PASSAGE: Begin
Authentication and access management specialist Imprivata has signed up 11 trusts to use its new NHS OneSign, providing single sign on for all trust applications, after joining forces with Connecting for Health’s smartcard provider, Gemalto and smartcard software developer Intercede.

Imprivata has added its single sign-on technology to CfH’s existing smartcard technology and spent six months working with the two companies to ensure that the additional technology would operate as specified by NHS Connecting for Health.

The system, which is runs on PKID (Public Key Infrastructure) certificate basis, means users have to enter their PIN alongside their smart-card for access to Choose and Book and other CfH applications.

Imprivata’s vice-president for EMEA operations, Wayne Parslow, told E-Health Insider: “We have been working with the NHS since late 2005 when we first implemented in Addenbrooke’s Hospital in Cambridge. Here we noticed that clinicians really didn’t see any value in smartcards, if anything they were an encumbrance of limited value. They were experiencing so many different log-ins for different applications, and the smart card was only used at the Choose and Book stage.

“Speaking to the clinicians, we noticed that the only way to get value from the smartcards was to make it a single log on for any user and for every application, so we approached Gemalto and Intercede and began working on a solution that would allow complete log-on access to any computer in two seconds with maximum security.”

The new solution enables trusts to use smartcards as authentication and single sign-on format for all applications on the trust’s servers.

The cards, which are allocated to staff with authorisation rights already set, require the user to log onto the PC just once and then provide them with unrestricted access to any application their access rights permit. Trusts can configure the cards to lock PC use if they are left in the PC unused after a certain period of time.

Parslow added: “This saves trusts a huge amount of time and they no longer have to worry about being locked out so often. At Addenbrooke’s they were concerned that the amount of times they were being locked out at one stage was the equivalent of an extra patient they could see every session.

“Now trusts can get a detailed audit trail for each user and the trusts can also save on IT helpdesk costs with calls relating to password problems. The user sets their own password and can set a reminder question unique to them to be reminded at a later time, should they forget. When the smartcard is removed, the system is locked and so the next user needs to log on themselves.”

Another of the trusts involved, Nottingham University Hospitals NHS Trust, has begun to see these benefits already in a pilot of the OneSign smartcard appliance.

The trust’s head of technical support and delivery, Ben Halliday, told EHI: “In our trust, users can get eight different sets of passwords to remember for different applications. Now, we are able to show users that they can sign on to their own individual applications with just one single log on, which has helped us immensely with our user password help service. 60 – 80% of calls our helpdesk are password-related calls, this would help free that time up so much. We are definitely looking to roll it out trust-wide."
PASSAGE: End
**REQUIRED TASKS**:
[1] According to the article on Imprivata's NHS OneSign, how many trusts has Imprivata signed up to use the system?
[2] Go on with the article on Imprivata's NHS OneSign, starting after its last sentence.
The lines after this have no connection to the article on Imprivata's NHS OneSign.
LISTED ENTRIES: Begin
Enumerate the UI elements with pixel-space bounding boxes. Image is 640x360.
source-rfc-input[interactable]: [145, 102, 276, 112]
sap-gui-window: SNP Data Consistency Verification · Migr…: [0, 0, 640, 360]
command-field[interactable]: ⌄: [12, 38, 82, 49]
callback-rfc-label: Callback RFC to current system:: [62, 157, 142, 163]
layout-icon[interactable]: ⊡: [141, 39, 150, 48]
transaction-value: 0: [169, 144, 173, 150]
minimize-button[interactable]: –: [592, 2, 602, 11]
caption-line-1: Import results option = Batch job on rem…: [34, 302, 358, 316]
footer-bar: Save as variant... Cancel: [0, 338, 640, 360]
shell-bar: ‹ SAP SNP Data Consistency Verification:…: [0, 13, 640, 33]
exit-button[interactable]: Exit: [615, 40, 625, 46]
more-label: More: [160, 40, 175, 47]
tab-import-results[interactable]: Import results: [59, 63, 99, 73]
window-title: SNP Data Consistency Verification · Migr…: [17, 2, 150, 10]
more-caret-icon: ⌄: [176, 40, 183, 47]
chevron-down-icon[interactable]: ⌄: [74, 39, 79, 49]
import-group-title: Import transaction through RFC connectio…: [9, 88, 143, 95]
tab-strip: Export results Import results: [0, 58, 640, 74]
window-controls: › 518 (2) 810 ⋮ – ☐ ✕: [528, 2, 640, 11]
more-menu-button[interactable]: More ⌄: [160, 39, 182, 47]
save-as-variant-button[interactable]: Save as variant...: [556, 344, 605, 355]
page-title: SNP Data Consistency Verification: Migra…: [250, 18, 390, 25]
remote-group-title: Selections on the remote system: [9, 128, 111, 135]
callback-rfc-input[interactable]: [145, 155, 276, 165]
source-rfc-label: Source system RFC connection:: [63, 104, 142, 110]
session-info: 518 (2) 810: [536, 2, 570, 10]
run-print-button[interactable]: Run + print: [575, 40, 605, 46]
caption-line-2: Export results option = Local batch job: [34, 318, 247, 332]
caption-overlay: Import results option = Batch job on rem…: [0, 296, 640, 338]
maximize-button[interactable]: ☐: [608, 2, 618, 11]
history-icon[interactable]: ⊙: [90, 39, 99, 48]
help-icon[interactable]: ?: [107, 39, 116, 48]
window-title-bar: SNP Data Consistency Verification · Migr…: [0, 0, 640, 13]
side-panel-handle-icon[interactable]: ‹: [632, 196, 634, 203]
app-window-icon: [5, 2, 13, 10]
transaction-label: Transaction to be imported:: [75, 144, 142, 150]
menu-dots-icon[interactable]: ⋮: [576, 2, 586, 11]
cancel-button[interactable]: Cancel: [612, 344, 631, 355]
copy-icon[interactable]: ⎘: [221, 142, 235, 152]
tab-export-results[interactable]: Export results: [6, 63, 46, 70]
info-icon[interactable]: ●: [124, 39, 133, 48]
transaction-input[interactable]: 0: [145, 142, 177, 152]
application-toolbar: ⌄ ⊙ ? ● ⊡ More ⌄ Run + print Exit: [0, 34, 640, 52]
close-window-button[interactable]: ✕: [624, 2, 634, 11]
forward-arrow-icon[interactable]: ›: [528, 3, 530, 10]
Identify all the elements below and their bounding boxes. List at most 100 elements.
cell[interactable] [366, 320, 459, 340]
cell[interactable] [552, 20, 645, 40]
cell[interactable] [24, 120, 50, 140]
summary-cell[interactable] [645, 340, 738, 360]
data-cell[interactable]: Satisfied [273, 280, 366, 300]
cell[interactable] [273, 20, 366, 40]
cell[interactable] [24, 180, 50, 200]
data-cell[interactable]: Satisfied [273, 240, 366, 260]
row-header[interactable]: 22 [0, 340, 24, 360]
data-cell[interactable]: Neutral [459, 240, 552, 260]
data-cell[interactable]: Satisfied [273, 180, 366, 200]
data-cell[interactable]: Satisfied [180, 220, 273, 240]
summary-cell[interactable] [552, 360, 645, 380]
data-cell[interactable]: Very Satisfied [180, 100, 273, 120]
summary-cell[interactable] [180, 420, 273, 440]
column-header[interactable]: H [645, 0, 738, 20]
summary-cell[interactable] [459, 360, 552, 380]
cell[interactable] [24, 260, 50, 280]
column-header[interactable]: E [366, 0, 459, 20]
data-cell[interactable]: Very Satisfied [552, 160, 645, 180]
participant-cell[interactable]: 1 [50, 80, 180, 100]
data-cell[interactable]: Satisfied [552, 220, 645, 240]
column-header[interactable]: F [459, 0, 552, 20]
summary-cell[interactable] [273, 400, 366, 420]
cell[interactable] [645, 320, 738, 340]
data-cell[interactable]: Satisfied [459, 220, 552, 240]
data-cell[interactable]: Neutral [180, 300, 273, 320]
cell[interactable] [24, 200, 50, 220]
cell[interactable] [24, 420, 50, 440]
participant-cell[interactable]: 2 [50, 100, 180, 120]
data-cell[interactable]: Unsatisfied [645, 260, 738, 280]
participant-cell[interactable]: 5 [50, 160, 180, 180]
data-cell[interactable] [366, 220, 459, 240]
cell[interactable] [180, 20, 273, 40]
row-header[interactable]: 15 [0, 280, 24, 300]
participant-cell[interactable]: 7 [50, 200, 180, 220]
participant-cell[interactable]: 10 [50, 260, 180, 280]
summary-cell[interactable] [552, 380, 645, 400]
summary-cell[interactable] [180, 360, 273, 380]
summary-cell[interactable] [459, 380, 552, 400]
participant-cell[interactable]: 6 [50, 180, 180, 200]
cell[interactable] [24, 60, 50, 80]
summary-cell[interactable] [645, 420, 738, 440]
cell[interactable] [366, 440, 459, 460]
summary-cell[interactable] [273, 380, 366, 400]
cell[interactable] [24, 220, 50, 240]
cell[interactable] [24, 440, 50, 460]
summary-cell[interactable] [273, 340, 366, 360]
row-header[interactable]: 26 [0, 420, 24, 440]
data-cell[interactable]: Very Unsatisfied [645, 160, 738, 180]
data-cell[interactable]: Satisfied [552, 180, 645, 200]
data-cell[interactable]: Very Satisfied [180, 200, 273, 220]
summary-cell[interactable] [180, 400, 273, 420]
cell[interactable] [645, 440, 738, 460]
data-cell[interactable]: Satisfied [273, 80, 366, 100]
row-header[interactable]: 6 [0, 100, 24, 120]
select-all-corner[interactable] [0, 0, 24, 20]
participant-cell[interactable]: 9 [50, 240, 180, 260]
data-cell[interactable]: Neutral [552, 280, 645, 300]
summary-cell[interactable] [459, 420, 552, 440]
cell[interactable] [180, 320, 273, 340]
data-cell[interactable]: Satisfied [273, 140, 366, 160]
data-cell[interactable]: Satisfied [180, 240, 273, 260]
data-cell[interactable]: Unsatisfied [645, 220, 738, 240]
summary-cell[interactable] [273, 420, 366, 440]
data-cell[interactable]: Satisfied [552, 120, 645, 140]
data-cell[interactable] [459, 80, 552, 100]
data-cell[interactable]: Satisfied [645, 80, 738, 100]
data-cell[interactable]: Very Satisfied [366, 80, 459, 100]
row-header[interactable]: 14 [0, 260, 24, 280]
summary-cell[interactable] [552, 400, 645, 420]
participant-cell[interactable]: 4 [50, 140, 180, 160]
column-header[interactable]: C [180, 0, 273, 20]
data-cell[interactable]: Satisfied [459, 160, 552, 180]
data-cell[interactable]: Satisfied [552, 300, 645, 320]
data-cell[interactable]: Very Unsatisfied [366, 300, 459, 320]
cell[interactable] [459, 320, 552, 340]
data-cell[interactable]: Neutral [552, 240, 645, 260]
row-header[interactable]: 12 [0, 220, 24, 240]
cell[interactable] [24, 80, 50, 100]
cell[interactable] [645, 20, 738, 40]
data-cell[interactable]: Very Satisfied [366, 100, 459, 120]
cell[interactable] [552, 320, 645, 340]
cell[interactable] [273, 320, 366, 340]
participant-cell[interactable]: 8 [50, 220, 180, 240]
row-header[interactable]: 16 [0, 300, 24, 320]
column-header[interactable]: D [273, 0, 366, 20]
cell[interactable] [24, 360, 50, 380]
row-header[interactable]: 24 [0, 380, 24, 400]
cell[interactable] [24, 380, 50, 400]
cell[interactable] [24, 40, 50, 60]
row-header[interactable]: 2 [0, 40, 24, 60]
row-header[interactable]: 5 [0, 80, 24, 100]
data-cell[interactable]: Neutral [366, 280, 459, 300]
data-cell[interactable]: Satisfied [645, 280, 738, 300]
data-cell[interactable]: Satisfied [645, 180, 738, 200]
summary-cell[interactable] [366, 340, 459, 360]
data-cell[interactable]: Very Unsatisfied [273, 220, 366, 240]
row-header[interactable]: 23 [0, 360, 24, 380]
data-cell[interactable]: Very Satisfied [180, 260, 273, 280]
LISTED ENTRIES: End
**ACTIVITY ANSWERS**:
[1] Eleven trusts.

[2]
Halliday added: “We have configured our cards so that they meet the [former] NHS Information Authority’s set of ten questions for secure password reminders and are now looking at how to implement the card in the different types of working and the different types of communities in the hospital. I hope it is well-received as it could help make computerised work in the trust so much easier.”

Gemalto’s UK managing director, Howard Berg, said: “The shake-up of application delivery that is taking place in the NHS requires a fundamental change in how doctors, nurses and consultants access patient data and applications securely. By adapting the security framework of the Connecting for Health project to provide coverage of local applications, we can help to deliver increased value for hospitals and NHS trusts, as well as to individual users.”

The single sign-on solution is also now in place at the Royal Free Hampstead NHS Trust and Lewisham PCT, both in London. Imprivata says it is now working with a further 40-50 trusts, who are evaluating the product, and the system is in use at the British Medical Association.

Imprivata’s chief executive officer, Omar Hussain, said: “Password problems have traditionally been difficult to solve, due to both the cost of implementation and the fact that local applications vary across the NHS. By integrating NPfIT smart card support, we can provide greater value for the card and far faster access to applications for users while also maintaining the necessary levels of security that these organisations require for all their staff.”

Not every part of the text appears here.